╭─ Stored records

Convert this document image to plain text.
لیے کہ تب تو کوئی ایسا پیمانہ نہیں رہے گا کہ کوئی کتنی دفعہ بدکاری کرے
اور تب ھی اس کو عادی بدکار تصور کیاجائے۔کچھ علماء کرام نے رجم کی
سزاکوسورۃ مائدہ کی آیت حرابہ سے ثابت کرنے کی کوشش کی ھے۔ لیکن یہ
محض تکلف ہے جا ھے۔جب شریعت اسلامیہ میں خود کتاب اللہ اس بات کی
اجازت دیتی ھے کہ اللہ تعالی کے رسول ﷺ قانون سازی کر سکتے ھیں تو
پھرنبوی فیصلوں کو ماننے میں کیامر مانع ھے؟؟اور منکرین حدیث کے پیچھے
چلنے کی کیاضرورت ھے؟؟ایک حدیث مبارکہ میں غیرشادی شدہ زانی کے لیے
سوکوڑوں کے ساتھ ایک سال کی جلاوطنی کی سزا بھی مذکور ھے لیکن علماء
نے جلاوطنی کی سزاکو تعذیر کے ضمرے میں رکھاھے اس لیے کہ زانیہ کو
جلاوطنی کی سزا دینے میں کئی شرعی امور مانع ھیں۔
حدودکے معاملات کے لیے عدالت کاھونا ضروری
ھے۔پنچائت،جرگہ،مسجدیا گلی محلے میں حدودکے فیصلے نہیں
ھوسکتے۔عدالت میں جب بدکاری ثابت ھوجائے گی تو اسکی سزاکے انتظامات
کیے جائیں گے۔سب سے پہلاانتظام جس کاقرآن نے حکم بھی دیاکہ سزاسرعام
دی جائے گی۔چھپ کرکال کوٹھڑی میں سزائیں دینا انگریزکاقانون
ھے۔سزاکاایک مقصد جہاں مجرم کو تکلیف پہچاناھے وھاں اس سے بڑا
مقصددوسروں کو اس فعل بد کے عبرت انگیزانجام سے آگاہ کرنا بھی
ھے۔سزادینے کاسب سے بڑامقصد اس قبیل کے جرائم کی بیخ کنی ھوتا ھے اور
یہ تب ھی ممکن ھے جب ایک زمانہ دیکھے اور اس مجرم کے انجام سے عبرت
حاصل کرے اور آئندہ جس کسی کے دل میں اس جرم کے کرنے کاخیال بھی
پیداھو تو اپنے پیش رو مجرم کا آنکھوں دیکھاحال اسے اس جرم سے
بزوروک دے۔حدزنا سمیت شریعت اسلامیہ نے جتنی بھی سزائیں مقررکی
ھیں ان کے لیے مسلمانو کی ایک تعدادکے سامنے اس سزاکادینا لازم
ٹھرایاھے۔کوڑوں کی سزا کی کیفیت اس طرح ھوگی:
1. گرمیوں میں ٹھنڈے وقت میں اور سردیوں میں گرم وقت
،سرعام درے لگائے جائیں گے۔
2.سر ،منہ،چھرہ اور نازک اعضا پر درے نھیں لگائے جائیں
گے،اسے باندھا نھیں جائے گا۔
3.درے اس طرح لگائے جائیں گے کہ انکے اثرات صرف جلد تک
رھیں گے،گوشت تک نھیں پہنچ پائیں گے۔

╰─

Brief
Here, the records must be output exactly and in full.

Correct result
Convert this document image to plain text.
لیے کہ تب تو کوئی ایسا پیمانہ نہیں رہے گا کہ کوئی کتنی دفعہ بدکاری کرے
اور تب ھی اس کو عادی بدکار تصور کیاجائے۔کچھ علماء کرام نے رجم کی
سزاکوسورۃ مائدہ کی آیت حرابہ سے ثابت کرنے کی کوشش کی ھے۔ لیکن یہ
محض تکلف ہے جا ھے۔جب شریعت اسلامیہ میں خود کتاب اللہ اس بات کی
اجازت دیتی ھے کہ اللہ تعالی کے رسول ﷺ قانون سازی کر سکتے ھیں تو
پھرنبوی فیصلوں کو ماننے میں کیامر مانع ھے؟؟اور منکرین حدیث کے پیچھے
چلنے کی کیاضرورت ھے؟؟ایک حدیث مبارکہ میں غیرشادی شدہ زانی کے لیے
سوکوڑوں کے ساتھ ایک سال کی جلاوطنی کی سزا بھی مذکور ھے لیکن علماء
نے جلاوطنی کی سزاکو تعذیر کے ضمرے میں رکھاھے اس لیے کہ زانیہ کو
جلاوطنی کی سزا دینے میں کئی شرعی امور مانع ھیں۔
حدودکے معاملات کے لیے عدالت کاھونا ضروری
ھے۔پنچائت،جرگہ،مسجدیا گلی محلے میں حدودکے فیصلے نہیں
ھوسکتے۔عدالت میں جب بدکاری ثابت ھوجائے گی تو اسکی سزاکے انتظامات
کیے جائیں گے۔سب سے پہلاانتظام جس کاقرآن نے حکم بھی دیاکہ سزاسرعام
دی جائے گی۔چھپ کرکال کوٹھڑی میں سزائیں دینا انگریزکاقانون
ھے۔سزاکاایک مقصد جہاں مجرم کو تکلیف پہچاناھے وھاں اس سے بڑا
مقصددوسروں کو اس فعل بد کے عبرت انگیزانجام سے آگاہ کرنا بھی
ھے۔سزادینے کاسب سے بڑامقصد اس قبیل کے جرائم کی بیخ کنی ھوتا ھے اور
یہ تب ھی ممکن ھے جب ایک زمانہ دیکھے اور اس مجرم کے انجام سے عبرت
حاصل کرے اور آئندہ جس کسی کے دل میں اس جرم کے کرنے کاخیال بھی
پیداھو تو اپنے پیش رو مجرم کا آنکھوں دیکھاحال اسے اس جرم سے
بزوروک دے۔حدزنا سمیت شریعت اسلامیہ نے جتنی بھی سزائیں مقررکی
ھیں ان کے لیے مسلمانو کی ایک تعدادکے سامنے اس سزاکادینا لازم
ٹھرایاھے۔کوڑوں کی سزا کی کیفیت اس طرح ھوگی:
1. گرمیوں میں ٹھنڈے وقت میں اور سردیوں میں گرم وقت
،سرعام درے لگائے جائیں گے۔
2.سر ،منہ،چھرہ اور نازک اعضا پر درے نھیں لگائے جائیں
گے،اسے باندھا نھیں جائے گا۔
3.درے اس طرح لگائے جائیں گے کہ انکے اثرات صرف جلد تک
رھیں گے،گوشت تک نھیں پہنچ پائیں گے۔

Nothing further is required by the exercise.